# [TASK]
Every record must appear in your copy exactly as written, with no pictures.

# [Some records]
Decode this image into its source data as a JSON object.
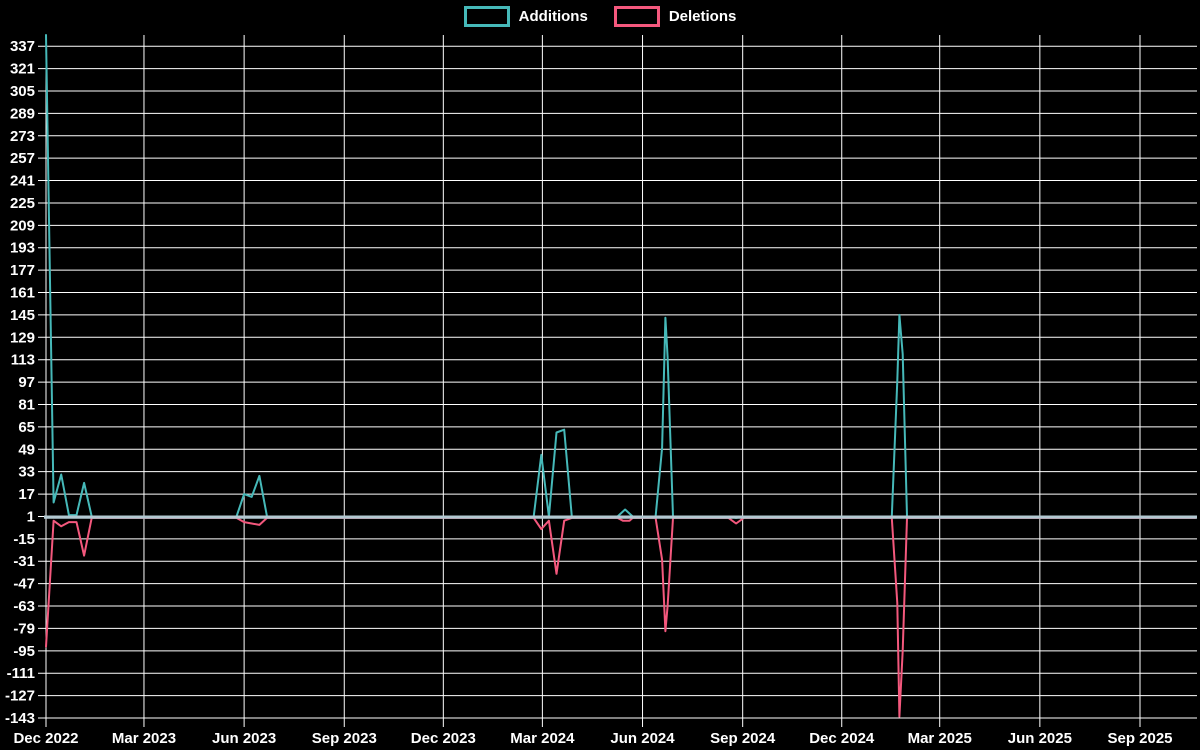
{
  "legend": {
    "additions_label": "Additions",
    "deletions_label": "Deletions"
  },
  "colors": {
    "background": "#000000",
    "grid": "#ffffff",
    "text": "#ffffff",
    "additions": "#46b9b9",
    "deletions": "#f4587d",
    "zero_baseline": "#b2c8d1"
  },
  "chart_data": {
    "type": "line",
    "title": "",
    "legend_position": "top",
    "grid": true,
    "y_axis": {
      "min": -143,
      "max": 345,
      "tick_step": 16,
      "ticks": [
        337,
        321,
        305,
        289,
        273,
        257,
        241,
        225,
        209,
        193,
        177,
        161,
        145,
        129,
        113,
        97,
        81,
        65,
        49,
        33,
        17,
        1,
        -15,
        -31,
        -47,
        -63,
        -79,
        -95,
        -111,
        -127,
        -143
      ]
    },
    "x_axis": {
      "tick_dates": [
        "2022-12-18",
        "2023-03-18",
        "2023-06-18",
        "2023-09-18",
        "2023-12-18",
        "2024-03-18",
        "2024-06-18",
        "2024-09-18",
        "2024-12-18",
        "2025-03-18",
        "2025-06-18",
        "2025-09-18"
      ],
      "tick_labels": [
        "Dec 2022",
        "Mar 2023",
        "Jun 2023",
        "Sep 2023",
        "Dec 2023",
        "Mar 2024",
        "Jun 2024",
        "Sep 2024",
        "Dec 2024",
        "Mar 2025",
        "Jun 2025",
        "Sep 2025"
      ],
      "end_date": "2025-11-08"
    },
    "series": [
      {
        "name": "Additions",
        "color": "#46b9b9",
        "points": [
          [
            "2022-12-18",
            345
          ],
          [
            "2022-12-25",
            11
          ],
          [
            "2023-01-01",
            31
          ],
          [
            "2023-01-08",
            2
          ],
          [
            "2023-01-15",
            2
          ],
          [
            "2023-01-22",
            25
          ],
          [
            "2023-01-29",
            1
          ],
          [
            "2023-06-11",
            1
          ],
          [
            "2023-06-18",
            17
          ],
          [
            "2023-06-25",
            15
          ],
          [
            "2023-07-02",
            30
          ],
          [
            "2023-07-09",
            1
          ],
          [
            "2024-03-10",
            1
          ],
          [
            "2024-03-17",
            45
          ],
          [
            "2024-03-24",
            1
          ],
          [
            "2024-03-31",
            61
          ],
          [
            "2024-04-07",
            63
          ],
          [
            "2024-04-14",
            1
          ],
          [
            "2024-05-26",
            1
          ],
          [
            "2024-06-02",
            6
          ],
          [
            "2024-06-09",
            1
          ],
          [
            "2024-06-30",
            1
          ],
          [
            "2024-07-06",
            50
          ],
          [
            "2024-07-09",
            143
          ],
          [
            "2024-07-11",
            115
          ],
          [
            "2024-07-16",
            1
          ],
          [
            "2024-09-05",
            1
          ],
          [
            "2024-09-12",
            0
          ],
          [
            "2024-09-19",
            1
          ],
          [
            "2025-02-02",
            1
          ],
          [
            "2025-02-07",
            98
          ],
          [
            "2025-02-09",
            145
          ],
          [
            "2025-02-12",
            117
          ],
          [
            "2025-02-16",
            1
          ],
          [
            "2025-11-08",
            1
          ]
        ]
      },
      {
        "name": "Deletions",
        "color": "#f4587d",
        "points": [
          [
            "2022-12-18",
            -92
          ],
          [
            "2022-12-25",
            -2
          ],
          [
            "2023-01-01",
            -6
          ],
          [
            "2023-01-08",
            -3
          ],
          [
            "2023-01-15",
            -3
          ],
          [
            "2023-01-22",
            -27
          ],
          [
            "2023-01-29",
            0
          ],
          [
            "2023-06-11",
            0
          ],
          [
            "2023-06-18",
            -3
          ],
          [
            "2023-06-25",
            -4
          ],
          [
            "2023-07-02",
            -5
          ],
          [
            "2023-07-09",
            0
          ],
          [
            "2024-03-10",
            0
          ],
          [
            "2024-03-17",
            -8
          ],
          [
            "2024-03-24",
            -2
          ],
          [
            "2024-03-31",
            -40
          ],
          [
            "2024-04-07",
            -2
          ],
          [
            "2024-04-14",
            0
          ],
          [
            "2024-05-26",
            0
          ],
          [
            "2024-05-31",
            -2
          ],
          [
            "2024-06-06",
            -2
          ],
          [
            "2024-06-09",
            0
          ],
          [
            "2024-06-30",
            0
          ],
          [
            "2024-07-06",
            -30
          ],
          [
            "2024-07-09",
            -81
          ],
          [
            "2024-07-11",
            -63
          ],
          [
            "2024-07-16",
            0
          ],
          [
            "2024-09-05",
            0
          ],
          [
            "2024-09-12",
            -4
          ],
          [
            "2024-09-19",
            0
          ],
          [
            "2025-02-02",
            0
          ],
          [
            "2025-02-07",
            -61
          ],
          [
            "2025-02-09",
            -142
          ],
          [
            "2025-02-12",
            -95
          ],
          [
            "2025-02-16",
            0
          ],
          [
            "2025-11-08",
            0
          ]
        ]
      }
    ]
  }
}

# [FULL RESPONSE]
Decode this image into its source data as a JSON object.
{
  "legend": {
    "additions_label": "Additions",
    "deletions_label": "Deletions"
  },
  "colors": {
    "background": "#000000",
    "grid": "#ffffff",
    "text": "#ffffff",
    "additions": "#46b9b9",
    "deletions": "#f4587d",
    "zero_baseline": "#b2c8d1"
  },
  "chart_data": {
    "type": "line",
    "title": "",
    "legend_position": "top",
    "grid": true,
    "y_axis": {
      "min": -143,
      "max": 345,
      "tick_step": 16,
      "ticks": [
        337,
        321,
        305,
        289,
        273,
        257,
        241,
        225,
        209,
        193,
        177,
        161,
        145,
        129,
        113,
        97,
        81,
        65,
        49,
        33,
        17,
        1,
        -15,
        -31,
        -47,
        -63,
        -79,
        -95,
        -111,
        -127,
        -143
      ]
    },
    "x_axis": {
      "tick_dates": [
        "2022-12-18",
        "2023-03-18",
        "2023-06-18",
        "2023-09-18",
        "2023-12-18",
        "2024-03-18",
        "2024-06-18",
        "2024-09-18",
        "2024-12-18",
        "2025-03-18",
        "2025-06-18",
        "2025-09-18"
      ],
      "tick_labels": [
        "Dec 2022",
        "Mar 2023",
        "Jun 2023",
        "Sep 2023",
        "Dec 2023",
        "Mar 2024",
        "Jun 2024",
        "Sep 2024",
        "Dec 2024",
        "Mar 2025",
        "Jun 2025",
        "Sep 2025"
      ],
      "end_date": "2025-11-08"
    },
    "series": [
      {
        "name": "Additions",
        "color": "#46b9b9",
        "points": [
          [
            "2022-12-18",
            345
          ],
          [
            "2022-12-25",
            11
          ],
          [
            "2023-01-01",
            31
          ],
          [
            "2023-01-08",
            2
          ],
          [
            "2023-01-15",
            2
          ],
          [
            "2023-01-22",
            25
          ],
          [
            "2023-01-29",
            1
          ],
          [
            "2023-06-11",
            1
          ],
          [
            "2023-06-18",
            17
          ],
          [
            "2023-06-25",
            15
          ],
          [
            "2023-07-02",
            30
          ],
          [
            "2023-07-09",
            1
          ],
          [
            "2024-03-10",
            1
          ],
          [
            "2024-03-17",
            45
          ],
          [
            "2024-03-24",
            1
          ],
          [
            "2024-03-31",
            61
          ],
          [
            "2024-04-07",
            63
          ],
          [
            "2024-04-14",
            1
          ],
          [
            "2024-05-26",
            1
          ],
          [
            "2024-06-02",
            6
          ],
          [
            "2024-06-09",
            1
          ],
          [
            "2024-06-30",
            1
          ],
          [
            "2024-07-06",
            50
          ],
          [
            "2024-07-09",
            143
          ],
          [
            "2024-07-11",
            115
          ],
          [
            "2024-07-16",
            1
          ],
          [
            "2024-09-05",
            1
          ],
          [
            "2024-09-12",
            0
          ],
          [
            "2024-09-19",
            1
          ],
          [
            "2025-02-02",
            1
          ],
          [
            "2025-02-07",
            98
          ],
          [
            "2025-02-09",
            145
          ],
          [
            "2025-02-12",
            117
          ],
          [
            "2025-02-16",
            1
          ],
          [
            "2025-11-08",
            1
          ]
        ]
      },
      {
        "name": "Deletions",
        "color": "#f4587d",
        "points": [
          [
            "2022-12-18",
            -92
          ],
          [
            "2022-12-25",
            -2
          ],
          [
            "2023-01-01",
            -6
          ],
          [
            "2023-01-08",
            -3
          ],
          [
            "2023-01-15",
            -3
          ],
          [
            "2023-01-22",
            -27
          ],
          [
            "2023-01-29",
            0
          ],
          [
            "2023-06-11",
            0
          ],
          [
            "2023-06-18",
            -3
          ],
          [
            "2023-06-25",
            -4
          ],
          [
            "2023-07-02",
            -5
          ],
          [
            "2023-07-09",
            0
          ],
          [
            "2024-03-10",
            0
          ],
          [
            "2024-03-17",
            -8
          ],
          [
            "2024-03-24",
            -2
          ],
          [
            "2024-03-31",
            -40
          ],
          [
            "2024-04-07",
            -2
          ],
          [
            "2024-04-14",
            0
          ],
          [
            "2024-05-26",
            0
          ],
          [
            "2024-05-31",
            -2
          ],
          [
            "2024-06-06",
            -2
          ],
          [
            "2024-06-09",
            0
          ],
          [
            "2024-06-30",
            0
          ],
          [
            "2024-07-06",
            -30
          ],
          [
            "2024-07-09",
            -81
          ],
          [
            "2024-07-11",
            -63
          ],
          [
            "2024-07-16",
            0
          ],
          [
            "2024-09-05",
            0
          ],
          [
            "2024-09-12",
            -4
          ],
          [
            "2024-09-19",
            0
          ],
          [
            "2025-02-02",
            0
          ],
          [
            "2025-02-07",
            -61
          ],
          [
            "2025-02-09",
            -142
          ],
          [
            "2025-02-12",
            -95
          ],
          [
            "2025-02-16",
            0
          ],
          [
            "2025-11-08",
            0
          ]
        ]
      }
    ]
  }
}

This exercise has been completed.